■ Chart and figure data
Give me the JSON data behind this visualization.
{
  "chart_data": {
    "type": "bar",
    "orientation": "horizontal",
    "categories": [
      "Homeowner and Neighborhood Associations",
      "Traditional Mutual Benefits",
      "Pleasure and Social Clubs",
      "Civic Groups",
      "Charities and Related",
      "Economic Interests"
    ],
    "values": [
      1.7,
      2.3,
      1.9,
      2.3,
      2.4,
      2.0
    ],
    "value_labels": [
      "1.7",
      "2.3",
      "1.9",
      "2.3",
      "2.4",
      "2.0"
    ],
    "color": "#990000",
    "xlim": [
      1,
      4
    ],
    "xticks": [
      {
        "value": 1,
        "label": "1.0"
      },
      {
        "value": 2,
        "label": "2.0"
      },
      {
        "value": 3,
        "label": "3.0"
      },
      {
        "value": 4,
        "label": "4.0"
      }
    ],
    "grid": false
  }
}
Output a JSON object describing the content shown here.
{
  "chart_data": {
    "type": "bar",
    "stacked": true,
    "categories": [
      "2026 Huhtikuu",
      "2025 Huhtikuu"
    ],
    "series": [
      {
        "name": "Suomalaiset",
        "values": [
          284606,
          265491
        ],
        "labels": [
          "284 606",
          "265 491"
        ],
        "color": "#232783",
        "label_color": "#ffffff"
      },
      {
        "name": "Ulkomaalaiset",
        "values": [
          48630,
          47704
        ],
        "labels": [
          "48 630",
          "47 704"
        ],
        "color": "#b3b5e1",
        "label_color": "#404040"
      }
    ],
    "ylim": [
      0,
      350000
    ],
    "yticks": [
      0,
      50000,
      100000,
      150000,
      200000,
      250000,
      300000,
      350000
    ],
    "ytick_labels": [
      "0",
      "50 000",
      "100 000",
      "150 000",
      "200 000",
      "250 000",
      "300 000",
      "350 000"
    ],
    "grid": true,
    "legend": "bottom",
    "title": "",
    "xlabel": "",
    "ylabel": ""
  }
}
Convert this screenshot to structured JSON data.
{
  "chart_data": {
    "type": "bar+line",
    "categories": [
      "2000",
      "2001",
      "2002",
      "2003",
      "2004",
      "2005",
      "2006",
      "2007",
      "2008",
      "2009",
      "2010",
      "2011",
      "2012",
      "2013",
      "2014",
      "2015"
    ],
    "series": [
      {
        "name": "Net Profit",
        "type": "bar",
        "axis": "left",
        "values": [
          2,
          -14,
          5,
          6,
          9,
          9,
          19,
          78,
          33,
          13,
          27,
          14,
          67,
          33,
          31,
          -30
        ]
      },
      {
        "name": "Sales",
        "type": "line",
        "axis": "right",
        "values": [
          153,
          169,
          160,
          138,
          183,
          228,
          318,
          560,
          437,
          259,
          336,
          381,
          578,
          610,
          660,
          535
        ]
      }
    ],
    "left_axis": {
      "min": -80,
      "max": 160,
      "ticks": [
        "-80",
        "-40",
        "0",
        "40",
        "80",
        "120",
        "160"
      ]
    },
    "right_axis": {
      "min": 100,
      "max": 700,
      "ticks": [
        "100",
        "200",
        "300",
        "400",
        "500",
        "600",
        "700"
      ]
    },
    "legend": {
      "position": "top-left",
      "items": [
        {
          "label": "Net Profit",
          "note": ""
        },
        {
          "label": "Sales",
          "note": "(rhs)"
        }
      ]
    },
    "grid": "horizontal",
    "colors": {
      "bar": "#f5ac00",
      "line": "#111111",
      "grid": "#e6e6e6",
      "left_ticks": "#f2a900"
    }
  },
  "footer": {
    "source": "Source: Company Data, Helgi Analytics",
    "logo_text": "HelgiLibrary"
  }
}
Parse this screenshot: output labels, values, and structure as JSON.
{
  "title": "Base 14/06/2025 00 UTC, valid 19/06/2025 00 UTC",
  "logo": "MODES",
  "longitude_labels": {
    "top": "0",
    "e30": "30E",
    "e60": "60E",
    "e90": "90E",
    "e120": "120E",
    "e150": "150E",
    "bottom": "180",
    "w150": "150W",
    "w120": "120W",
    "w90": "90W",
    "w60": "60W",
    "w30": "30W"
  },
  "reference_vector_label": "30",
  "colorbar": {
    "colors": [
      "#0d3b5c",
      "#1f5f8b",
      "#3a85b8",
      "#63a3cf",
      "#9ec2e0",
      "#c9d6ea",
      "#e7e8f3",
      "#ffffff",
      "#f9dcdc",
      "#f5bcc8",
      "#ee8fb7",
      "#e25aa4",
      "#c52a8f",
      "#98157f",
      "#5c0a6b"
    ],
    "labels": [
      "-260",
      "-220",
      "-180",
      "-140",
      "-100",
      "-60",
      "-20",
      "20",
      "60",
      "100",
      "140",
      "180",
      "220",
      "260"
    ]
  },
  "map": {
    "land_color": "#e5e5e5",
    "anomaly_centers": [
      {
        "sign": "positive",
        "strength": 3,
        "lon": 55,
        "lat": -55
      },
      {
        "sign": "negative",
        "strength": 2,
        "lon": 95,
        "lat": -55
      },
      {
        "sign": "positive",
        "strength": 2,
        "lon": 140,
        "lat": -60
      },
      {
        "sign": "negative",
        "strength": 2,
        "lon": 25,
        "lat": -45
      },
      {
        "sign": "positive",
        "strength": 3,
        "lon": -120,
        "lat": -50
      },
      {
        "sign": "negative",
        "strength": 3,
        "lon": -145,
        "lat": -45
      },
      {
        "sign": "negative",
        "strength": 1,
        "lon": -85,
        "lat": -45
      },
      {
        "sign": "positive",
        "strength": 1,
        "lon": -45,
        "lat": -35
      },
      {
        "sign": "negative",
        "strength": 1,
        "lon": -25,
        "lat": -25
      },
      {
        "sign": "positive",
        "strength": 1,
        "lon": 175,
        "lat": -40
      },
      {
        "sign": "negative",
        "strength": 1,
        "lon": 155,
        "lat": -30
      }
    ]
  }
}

■ Your goal
Write out the whole listing exactly.

■ Result for this exercise
Give me the JSON data behind this visualization.
{
  "chart_data": {
    "type": "bar",
    "orientation": "horizontal",
    "categories": [
      "Homeowner and Neighborhood Associations",
      "Traditional Mutual Benefits",
      "Pleasure and Social Clubs",
      "Civic Groups",
      "Charities and Related",
      "Economic Interests"
    ],
    "values": [
      1.7,
      2.3,
      1.9,
      2.3,
      2.4,
      2.0
    ],
    "value_labels": [
      "1.7",
      "2.3",
      "1.9",
      "2.3",
      "2.4",
      "2.0"
    ],
    "color": "#990000",
    "xlim": [
      1,
      4
    ],
    "xticks": [
      {
        "value": 1,
        "label": "1.0"
      },
      {
        "value": 2,
        "label": "2.0"
      },
      {
        "value": 3,
        "label": "3.0"
      },
      {
        "value": 4,
        "label": "4.0"
      }
    ],
    "grid": false
  }
}
Output a JSON object describing the content shown here.
{
  "chart_data": {
    "type": "bar",
    "stacked": true,
    "categories": [
      "2026 Huhtikuu",
      "2025 Huhtikuu"
    ],
    "series": [
      {
        "name": "Suomalaiset",
        "values": [
          284606,
          265491
        ],
        "labels": [
          "284 606",
          "265 491"
        ],
        "color": "#232783",
        "label_color": "#ffffff"
      },
      {
        "name": "Ulkomaalaiset",
        "values": [
          48630,
          47704
        ],
        "labels": [
          "48 630",
          "47 704"
        ],
        "color": "#b3b5e1",
        "label_color": "#404040"
      }
    ],
    "ylim": [
      0,
      350000
    ],
    "yticks": [
      0,
      50000,
      100000,
      150000,
      200000,
      250000,
      300000,
      350000
    ],
    "ytick_labels": [
      "0",
      "50 000",
      "100 000",
      "150 000",
      "200 000",
      "250 000",
      "300 000",
      "350 000"
    ],
    "grid": true,
    "legend": "bottom",
    "title": "",
    "xlabel": "",
    "ylabel": ""
  }
}
Convert this screenshot to structured JSON data.
{
  "chart_data": {
    "type": "bar+line",
    "categories": [
      "2000",
      "2001",
      "2002",
      "2003",
      "2004",
      "2005",
      "2006",
      "2007",
      "2008",
      "2009",
      "2010",
      "2011",
      "2012",
      "2013",
      "2014",
      "2015"
    ],
    "series": [
      {
        "name": "Net Profit",
        "type": "bar",
        "axis": "left",
        "values": [
          2,
          -14,
          5,
          6,
          9,
          9,
          19,
          78,
          33,
          13,
          27,
          14,
          67,
          33,
          31,
          -30
        ]
      },
      {
        "name": "Sales",
        "type": "line",
        "axis": "right",
        "values": [
          153,
          169,
          160,
          138,
          183,
          228,
          318,
          560,
          437,
          259,
          336,
          381,
          578,
          610,
          660,
          535
        ]
      }
    ],
    "left_axis": {
      "min": -80,
      "max": 160,
      "ticks": [
        "-80",
        "-40",
        "0",
        "40",
        "80",
        "120",
        "160"
      ]
    },
    "right_axis": {
      "min": 100,
      "max": 700,
      "ticks": [
        "100",
        "200",
        "300",
        "400",
        "500",
        "600",
        "700"
      ]
    },
    "legend": {
      "position": "top-left",
      "items": [
        {
          "label": "Net Profit",
          "note": ""
        },
        {
          "label": "Sales",
          "note": "(rhs)"
        }
      ]
    },
    "grid": "horizontal",
    "colors": {
      "bar": "#f5ac00",
      "line": "#111111",
      "grid": "#e6e6e6",
      "left_ticks": "#f2a900"
    }
  },
  "footer": {
    "source": "Source: Company Data, Helgi Analytics",
    "logo_text": "HelgiLibrary"
  }
}
Parse this screenshot: output labels, values, and structure as JSON.
{
  "title": "Base 14/06/2025 00 UTC, valid 19/06/2025 00 UTC",
  "logo": "MODES",
  "longitude_labels": {
    "top": "0",
    "e30": "30E",
    "e60": "60E",
    "e90": "90E",
    "e120": "120E",
    "e150": "150E",
    "bottom": "180",
    "w150": "150W",
    "w120": "120W",
    "w90": "90W",
    "w60": "60W",
    "w30": "30W"
  },
  "reference_vector_label": "30",
  "colorbar": {
    "colors": [
      "#0d3b5c",
      "#1f5f8b",
      "#3a85b8",
      "#63a3cf",
      "#9ec2e0",
      "#c9d6ea",
      "#e7e8f3",
      "#ffffff",
      "#f9dcdc",
      "#f5bcc8",
      "#ee8fb7",
      "#e25aa4",
      "#c52a8f",
      "#98157f",
      "#5c0a6b"
    ],
    "labels": [
      "-260",
      "-220",
      "-180",
      "-140",
      "-100",
      "-60",
      "-20",
      "20",
      "60",
      "100",
      "140",
      "180",
      "220",
      "260"
    ]
  },
  "map": {
    "land_color": "#e5e5e5",
    "anomaly_centers": [
      {
        "sign": "positive",
        "strength": 3,
        "lon": 55,
        "lat": -55
      },
      {
        "sign": "negative",
        "strength": 2,
        "lon": 95,
        "lat": -55
      },
      {
        "sign": "positive",
        "strength": 2,
        "lon": 140,
        "lat": -60
      },
      {
        "sign": "negative",
        "strength": 2,
        "lon": 25,
        "lat": -45
      },
      {
        "sign": "positive",
        "strength": 3,
        "lon": -120,
        "lat": -50
      },
      {
        "sign": "negative",
        "strength": 3,
        "lon": -145,
        "lat": -45
      },
      {
        "sign": "negative",
        "strength": 1,
        "lon": -85,
        "lat": -45
      },
      {
        "sign": "positive",
        "strength": 1,
        "lon": -45,
        "lat": -35
      },
      {
        "sign": "negative",
        "strength": 1,
        "lon": -25,
        "lat": -25
      },
      {
        "sign": "positive",
        "strength": 1,
        "lon": 175,
        "lat": -40
      },
      {
        "sign": "negative",
        "strength": 1,
        "lon": 155,
        "lat": -30
      }
    ]
  }
}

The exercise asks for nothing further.